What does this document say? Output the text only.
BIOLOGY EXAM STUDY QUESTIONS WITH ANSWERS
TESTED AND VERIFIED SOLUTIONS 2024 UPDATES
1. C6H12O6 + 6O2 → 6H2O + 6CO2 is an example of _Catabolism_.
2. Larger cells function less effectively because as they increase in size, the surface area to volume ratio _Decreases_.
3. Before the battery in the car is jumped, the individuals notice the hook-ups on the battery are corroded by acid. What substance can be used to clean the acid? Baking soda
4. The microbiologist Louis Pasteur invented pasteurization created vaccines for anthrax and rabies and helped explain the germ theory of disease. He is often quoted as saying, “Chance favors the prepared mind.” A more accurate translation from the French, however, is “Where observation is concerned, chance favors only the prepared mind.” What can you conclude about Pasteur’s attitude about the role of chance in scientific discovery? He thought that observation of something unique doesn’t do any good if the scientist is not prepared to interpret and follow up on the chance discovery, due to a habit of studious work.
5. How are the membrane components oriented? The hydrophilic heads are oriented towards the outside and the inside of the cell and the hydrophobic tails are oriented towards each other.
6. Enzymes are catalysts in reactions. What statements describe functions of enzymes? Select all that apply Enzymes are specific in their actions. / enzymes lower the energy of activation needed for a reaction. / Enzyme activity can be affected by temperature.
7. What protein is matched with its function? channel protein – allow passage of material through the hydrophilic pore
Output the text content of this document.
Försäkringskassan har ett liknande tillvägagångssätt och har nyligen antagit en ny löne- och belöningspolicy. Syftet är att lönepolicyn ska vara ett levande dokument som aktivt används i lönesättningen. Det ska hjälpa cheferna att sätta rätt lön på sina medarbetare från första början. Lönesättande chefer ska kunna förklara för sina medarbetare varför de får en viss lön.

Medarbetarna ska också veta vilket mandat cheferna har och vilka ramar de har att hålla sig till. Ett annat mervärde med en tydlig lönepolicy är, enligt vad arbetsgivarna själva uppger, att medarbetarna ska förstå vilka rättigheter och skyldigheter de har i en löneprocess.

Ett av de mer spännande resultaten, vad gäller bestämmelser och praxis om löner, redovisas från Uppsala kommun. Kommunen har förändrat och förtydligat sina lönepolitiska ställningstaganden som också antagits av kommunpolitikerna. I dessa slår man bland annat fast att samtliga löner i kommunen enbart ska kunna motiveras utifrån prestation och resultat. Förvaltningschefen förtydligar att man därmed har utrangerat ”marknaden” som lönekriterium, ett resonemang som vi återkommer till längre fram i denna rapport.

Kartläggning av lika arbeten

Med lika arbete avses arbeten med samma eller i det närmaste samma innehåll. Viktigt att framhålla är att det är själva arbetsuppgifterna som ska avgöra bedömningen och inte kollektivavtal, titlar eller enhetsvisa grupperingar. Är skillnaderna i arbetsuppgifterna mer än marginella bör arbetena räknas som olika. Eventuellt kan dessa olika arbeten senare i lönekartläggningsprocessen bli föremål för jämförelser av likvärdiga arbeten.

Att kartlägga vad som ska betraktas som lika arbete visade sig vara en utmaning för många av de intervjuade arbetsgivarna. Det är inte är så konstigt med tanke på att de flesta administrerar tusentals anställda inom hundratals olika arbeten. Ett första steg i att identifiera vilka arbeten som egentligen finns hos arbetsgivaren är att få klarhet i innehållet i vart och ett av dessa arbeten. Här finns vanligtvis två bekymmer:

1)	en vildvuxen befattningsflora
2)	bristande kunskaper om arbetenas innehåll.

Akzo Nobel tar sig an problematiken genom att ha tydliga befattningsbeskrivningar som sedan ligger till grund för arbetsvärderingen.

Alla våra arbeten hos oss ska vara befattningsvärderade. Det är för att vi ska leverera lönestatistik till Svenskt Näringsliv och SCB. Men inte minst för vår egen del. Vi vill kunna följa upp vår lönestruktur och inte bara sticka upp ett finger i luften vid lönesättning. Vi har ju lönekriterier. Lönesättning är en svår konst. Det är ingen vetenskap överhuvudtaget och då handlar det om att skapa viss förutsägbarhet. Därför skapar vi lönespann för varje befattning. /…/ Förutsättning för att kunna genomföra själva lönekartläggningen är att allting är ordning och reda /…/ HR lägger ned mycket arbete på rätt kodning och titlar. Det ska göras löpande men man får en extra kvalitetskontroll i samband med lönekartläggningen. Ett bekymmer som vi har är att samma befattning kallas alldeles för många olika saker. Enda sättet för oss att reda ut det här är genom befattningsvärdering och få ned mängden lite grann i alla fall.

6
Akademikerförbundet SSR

#####

Work instructions: Retype all of the records above, keeping them identical.

Exercise result:
What does this document say? Output the text only.
BIOLOGY EXAM STUDY QUESTIONS WITH ANSWERS
TESTED AND VERIFIED SOLUTIONS 2024 UPDATES
1. C6H12O6 + 6O2 → 6H2O + 6CO2 is an example of _Catabolism_.
2. Larger cells function less effectively because as they increase in size, the surface area to volume ratio _Decreases_.
3. Before the battery in the car is jumped, the individuals notice the hook-ups on the battery are corroded by acid. What substance can be used to clean the acid? Baking soda
4. The microbiologist Louis Pasteur invented pasteurization created vaccines for anthrax and rabies and helped explain the germ theory of disease. He is often quoted as saying, “Chance favors the prepared mind.” A more accurate translation from the French, however, is “Where observation is concerned, chance favors only the prepared mind.” What can you conclude about Pasteur’s attitude about the role of chance in scientific discovery? He thought that observation of something unique doesn’t do any good if the scientist is not prepared to interpret and follow up on the chance discovery, due to a habit of studious work.
5. How are the membrane components oriented? The hydrophilic heads are oriented towards the outside and the inside of the cell and the hydrophobic tails are oriented towards each other.
6. Enzymes are catalysts in reactions. What statements describe functions of enzymes? Select all that apply Enzymes are specific in their actions. / enzymes lower the energy of activation needed for a reaction. / Enzyme activity can be affected by temperature.
7. What protein is matched with its function? channel protein – allow passage of material through the hydrophilic pore
Output the text content of this document.
Försäkringskassan har ett liknande tillvägagångssätt och har nyligen antagit en ny löne- och belöningspolicy. Syftet är att lönepolicyn ska vara ett levande dokument som aktivt används i lönesättningen. Det ska hjälpa cheferna att sätta rätt lön på sina medarbetare från första början. Lönesättande chefer ska kunna förklara för sina medarbetare varför de får en viss lön.

Medarbetarna ska också veta vilket mandat cheferna har och vilka ramar de har att hålla sig till. Ett annat mervärde med en tydlig lönepolicy är, enligt vad arbetsgivarna själva uppger, att medarbetarna ska förstå vilka rättigheter och skyldigheter de har i en löneprocess.

Ett av de mer spännande resultaten, vad gäller bestämmelser och praxis om löner, redovisas från Uppsala kommun. Kommunen har förändrat och förtydligat sina lönepolitiska ställningstaganden som också antagits av kommunpolitikerna. I dessa slår man bland annat fast att samtliga löner i kommunen enbart ska kunna motiveras utifrån prestation och resultat. Förvaltningschefen förtydligar att man därmed har utrangerat ”marknaden” som lönekriterium, ett resonemang som vi återkommer till längre fram i denna rapport.

Kartläggning av lika arbeten

Med lika arbete avses arbeten med samma eller i det närmaste samma innehåll. Viktigt att framhålla är att det är själva arbetsuppgifterna som ska avgöra bedömningen och inte kollektivavtal, titlar eller enhetsvisa grupperingar. Är skillnaderna i arbetsuppgifterna mer än marginella bör arbetena räknas som olika. Eventuellt kan dessa olika arbeten senare i lönekartläggningsprocessen bli föremål för jämförelser av likvärdiga arbeten.

Att kartlägga vad som ska betraktas som lika arbete visade sig vara en utmaning för många av de intervjuade arbetsgivarna. Det är inte är så konstigt med tanke på att de flesta administrerar tusentals anställda inom hundratals olika arbeten. Ett första steg i att identifiera vilka arbeten som egentligen finns hos arbetsgivaren är att få klarhet i innehållet i vart och ett av dessa arbeten. Här finns vanligtvis två bekymmer:

1)	en vildvuxen befattningsflora
2)	bristande kunskaper om arbetenas innehåll.

Akzo Nobel tar sig an problematiken genom att ha tydliga befattningsbeskrivningar som sedan ligger till grund för arbetsvärderingen.

Alla våra arbeten hos oss ska vara befattningsvärderade. Det är för att vi ska leverera lönestatistik till Svenskt Näringsliv och SCB. Men inte minst för vår egen del. Vi vill kunna följa upp vår lönestruktur och inte bara sticka upp ett finger i luften vid lönesättning. Vi har ju lönekriterier. Lönesättning är en svår konst. Det är ingen vetenskap överhuvudtaget och då handlar det om att skapa viss förutsägbarhet. Därför skapar vi lönespann för varje befattning. /…/ Förutsättning för att kunna genomföra själva lönekartläggningen är att allting är ordning och reda /…/ HR lägger ned mycket arbete på rätt kodning och titlar. Det ska göras löpande men man får en extra kvalitetskontroll i samband med lönekartläggningen. Ett bekymmer som vi har är att samma befattning kallas alldeles för många olika saker. Enda sättet för oss att reda ut det här är genom befattningsvärdering och få ned mängden lite grann i alla fall.

6
Akademikerförbundet SSR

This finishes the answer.